Figure data in JSON ->
=======
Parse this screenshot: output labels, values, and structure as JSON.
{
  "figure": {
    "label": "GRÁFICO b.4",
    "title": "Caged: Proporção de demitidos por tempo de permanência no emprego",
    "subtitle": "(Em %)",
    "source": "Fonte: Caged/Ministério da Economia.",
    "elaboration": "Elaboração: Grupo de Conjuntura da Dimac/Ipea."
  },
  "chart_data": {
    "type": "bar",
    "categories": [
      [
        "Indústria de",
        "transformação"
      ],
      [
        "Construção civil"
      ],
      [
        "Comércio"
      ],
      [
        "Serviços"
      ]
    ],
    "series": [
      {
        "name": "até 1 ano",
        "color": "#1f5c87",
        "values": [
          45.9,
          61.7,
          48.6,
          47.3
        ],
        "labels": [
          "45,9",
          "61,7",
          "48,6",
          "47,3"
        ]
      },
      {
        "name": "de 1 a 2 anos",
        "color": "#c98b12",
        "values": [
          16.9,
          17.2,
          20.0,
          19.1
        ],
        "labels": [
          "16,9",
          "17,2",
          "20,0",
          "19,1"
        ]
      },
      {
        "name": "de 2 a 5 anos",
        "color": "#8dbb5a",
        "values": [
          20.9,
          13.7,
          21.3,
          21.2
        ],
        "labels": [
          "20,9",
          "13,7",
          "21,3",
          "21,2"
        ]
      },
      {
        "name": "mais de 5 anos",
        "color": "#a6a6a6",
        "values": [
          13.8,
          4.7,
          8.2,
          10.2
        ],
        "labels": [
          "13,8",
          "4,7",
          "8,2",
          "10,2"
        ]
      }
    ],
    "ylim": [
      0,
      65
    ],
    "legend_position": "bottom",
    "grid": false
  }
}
=======
Across the data, tally the lines containing "Caged" and give back the number alone.

2